Task goal:
Without the pictures, reproduce the records that follow exactly.

The data:
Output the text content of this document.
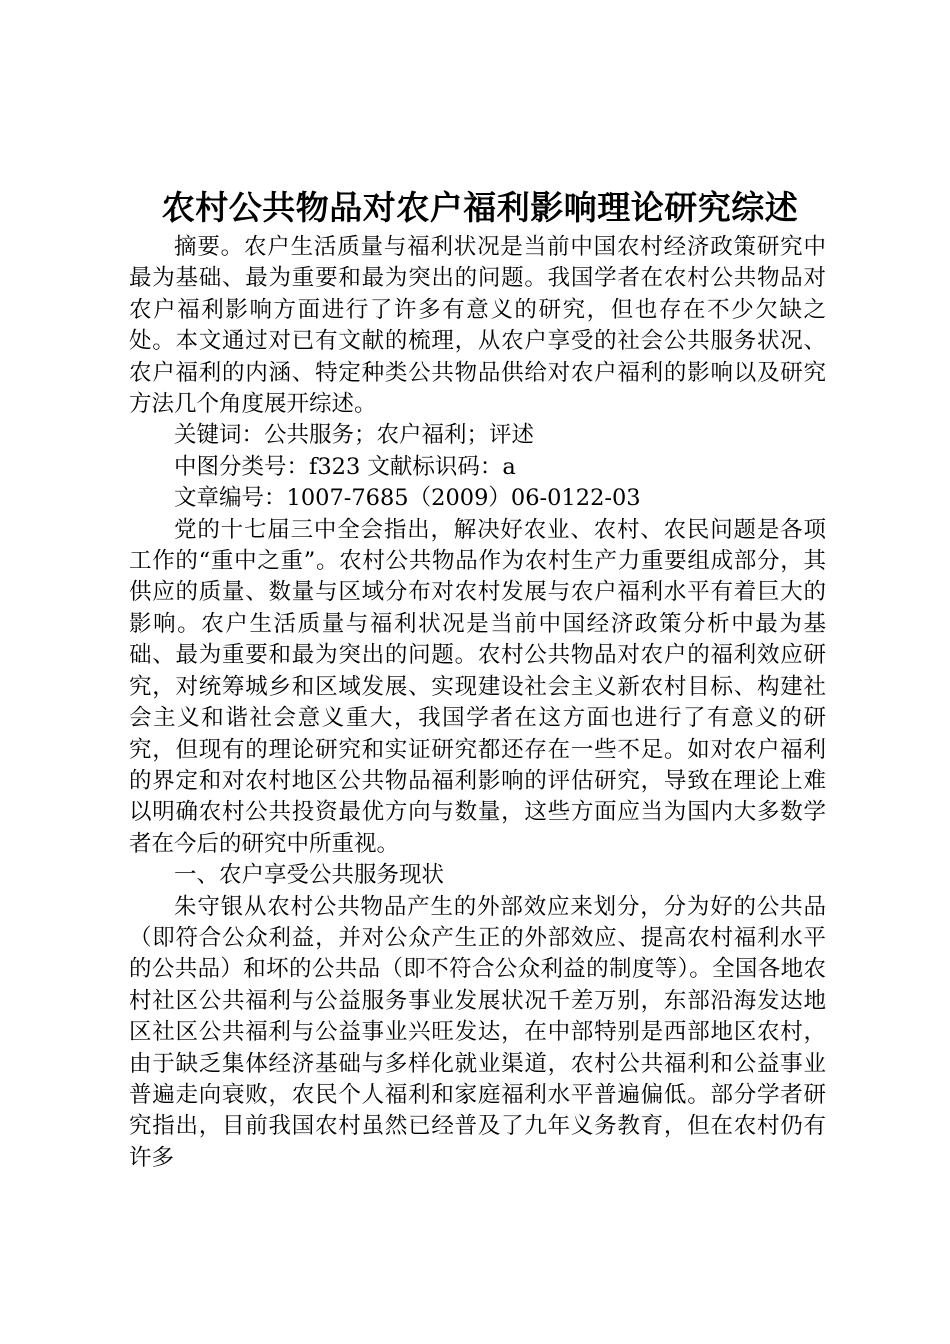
农村公共物品对农户福利影响理论研究综述

摘要。农户生活质量与福利状况是当前中国农村经济政策研究中最为基础、最为重要和最为突出的问题。我国学者在农村公共物品对农户福利影响方面进行了许多有意义的研究，但也存在不少欠缺之处。本文通过对已有文献的梳理，从农户享受的社会公共服务状况、农户福利的内涵、特定种类公共物品供给对农户福利的影响以及研究方法几个角度展开综述。

关键词：公共服务；农户福利；评述

中图分类号：f323 文献标识码：a

文章编号：1007-7685（2009）06-0122-03

党的十七届三中全会指出，解决好农业、农村、农民问题是各项工作的“重中之重”。农村公共物品作为农村生产力重要组成部分，其供应的质量、数量与区域分布对农村发展与农户福利水平有着巨大的影响。农户生活质量与福利状况是当前中国经济政策分析中最为基础、最为重要和最为突出的问题。农村公共物品对农户的福利效应研究，对统筹城乡和区域发展、实现建设社会主义新农村目标、构建社会主义和谐社会意义重大，我国学者在这方面也进行了有意义的研究，但现有的理论研究和实证研究都还存在一些不足。如对农户福利的界定和对农村地区公共物品福利影响的评估研究，导致在理论上难以明确农村公共投资最优方向与数量，这些方面应当为国内大多数学者在今后的研究中所重视。

一、农户享受公共服务现状

朱守银从农村公共物品产生的外部效应来划分，分为好的公共品（即符合公众利益，并对公众产生正的外部效应、提高农村福利水平的公共品）和坏的公共品（即不符合公众利益的制度等）。全国各地农村社区公共福利与公益服务事业发展状况千差万别，东部沿海发达地区社区公共福利与公益事业兴旺发达，在中部特别是西部地区农村，由于缺乏集体经济基础与多样化就业渠道，农村公共福利和公益事业普遍走向衰败，农民个人福利和家庭福利水平普遍偏低。部分学者研究指出，目前我国农村虽然已经普及了九年义务教育，但在农村仍有许多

Exercise solution:
Output the text content of this document.
农村公共物品对农户福利影响理论研究综述

摘要。农户生活质量与福利状况是当前中国农村经济政策研究中最为基础、最为重要和最为突出的问题。我国学者在农村公共物品对农户福利影响方面进行了许多有意义的研究，但也存在不少欠缺之处。本文通过对已有文献的梳理，从农户享受的社会公共服务状况、农户福利的内涵、特定种类公共物品供给对农户福利的影响以及研究方法几个角度展开综述。

关键词：公共服务；农户福利；评述

中图分类号：f323 文献标识码：a

文章编号：1007-7685（2009）06-0122-03

党的十七届三中全会指出，解决好农业、农村、农民问题是各项工作的“重中之重”。农村公共物品作为农村生产力重要组成部分，其供应的质量、数量与区域分布对农村发展与农户福利水平有着巨大的影响。农户生活质量与福利状况是当前中国经济政策分析中最为基础、最为重要和最为突出的问题。农村公共物品对农户的福利效应研究，对统筹城乡和区域发展、实现建设社会主义新农村目标、构建社会主义和谐社会意义重大，我国学者在这方面也进行了有意义的研究，但现有的理论研究和实证研究都还存在一些不足。如对农户福利的界定和对农村地区公共物品福利影响的评估研究，导致在理论上难以明确农村公共投资最优方向与数量，这些方面应当为国内大多数学者在今后的研究中所重视。

一、农户享受公共服务现状

朱守银从农村公共物品产生的外部效应来划分，分为好的公共品（即符合公众利益，并对公众产生正的外部效应、提高农村福利水平的公共品）和坏的公共品（即不符合公众利益的制度等）。全国各地农村社区公共福利与公益服务事业发展状况千差万别，东部沿海发达地区社区公共福利与公益事业兴旺发达，在中部特别是西部地区农村，由于缺乏集体经济基础与多样化就业渠道，农村公共福利和公益事业普遍走向衰败，农民个人福利和家庭福利水平普遍偏低。部分学者研究指出，目前我国农村虽然已经普及了九年义务教育，但在农村仍有许多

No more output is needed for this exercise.